» **TASK GOAL**:
Report each line of the data that includes the word "Réputé".

» **TASK INPUT**:
-.-.-
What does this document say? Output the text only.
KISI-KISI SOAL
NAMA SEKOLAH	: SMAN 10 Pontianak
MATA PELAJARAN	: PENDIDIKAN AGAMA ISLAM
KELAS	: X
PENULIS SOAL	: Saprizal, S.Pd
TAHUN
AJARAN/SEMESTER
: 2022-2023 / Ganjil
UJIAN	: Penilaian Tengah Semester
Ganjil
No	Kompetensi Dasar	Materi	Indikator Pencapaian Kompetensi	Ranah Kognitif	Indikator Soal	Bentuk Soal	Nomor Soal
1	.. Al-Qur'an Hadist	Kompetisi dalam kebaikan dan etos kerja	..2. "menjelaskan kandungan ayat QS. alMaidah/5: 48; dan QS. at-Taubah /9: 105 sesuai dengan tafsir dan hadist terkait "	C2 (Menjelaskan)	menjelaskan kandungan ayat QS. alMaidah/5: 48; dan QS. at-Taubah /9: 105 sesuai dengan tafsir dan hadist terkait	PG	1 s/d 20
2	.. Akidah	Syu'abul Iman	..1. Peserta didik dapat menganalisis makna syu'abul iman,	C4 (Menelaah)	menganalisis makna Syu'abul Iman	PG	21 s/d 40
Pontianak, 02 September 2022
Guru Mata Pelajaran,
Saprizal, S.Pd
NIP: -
-.-.-
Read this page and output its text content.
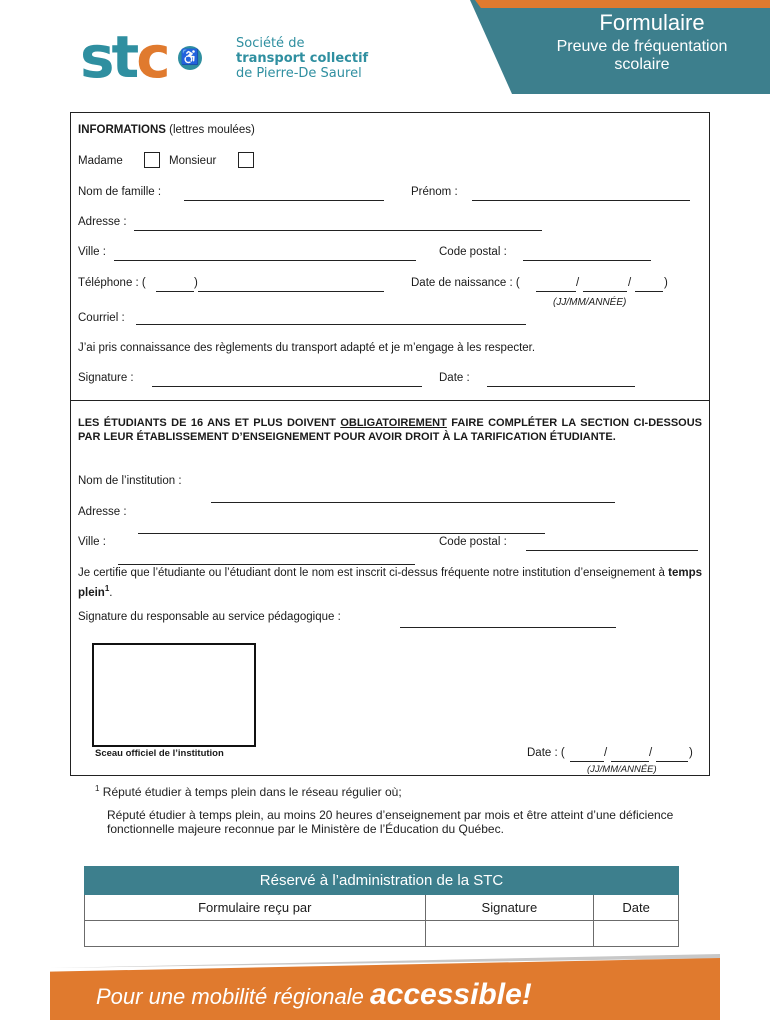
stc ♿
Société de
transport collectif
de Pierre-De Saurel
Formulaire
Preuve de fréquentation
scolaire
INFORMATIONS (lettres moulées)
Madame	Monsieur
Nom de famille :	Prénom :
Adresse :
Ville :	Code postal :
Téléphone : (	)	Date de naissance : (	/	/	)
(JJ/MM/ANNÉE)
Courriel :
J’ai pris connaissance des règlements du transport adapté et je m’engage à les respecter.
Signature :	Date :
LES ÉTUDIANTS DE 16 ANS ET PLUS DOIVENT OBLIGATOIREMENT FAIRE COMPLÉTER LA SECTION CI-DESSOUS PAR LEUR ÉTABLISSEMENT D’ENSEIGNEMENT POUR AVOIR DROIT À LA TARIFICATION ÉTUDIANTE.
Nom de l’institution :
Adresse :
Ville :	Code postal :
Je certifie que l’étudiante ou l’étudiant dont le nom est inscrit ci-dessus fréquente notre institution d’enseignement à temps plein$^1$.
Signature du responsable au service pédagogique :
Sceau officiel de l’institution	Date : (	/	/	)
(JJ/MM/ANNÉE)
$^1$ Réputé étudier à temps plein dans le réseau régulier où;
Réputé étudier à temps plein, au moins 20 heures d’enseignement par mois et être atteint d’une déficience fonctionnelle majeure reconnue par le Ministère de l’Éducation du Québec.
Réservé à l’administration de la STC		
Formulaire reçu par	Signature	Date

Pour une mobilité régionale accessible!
-.-.-
» **THE REPLY**:
$^1$ Réputé étudier à temps plein dans le réseau régulier où;
Réputé étudier à temps plein, au moins 20 heures d’enseignement par mois et être atteint d’une déficience fonctionnelle majeure reconnue par le Ministère de l’Éducation du Québec.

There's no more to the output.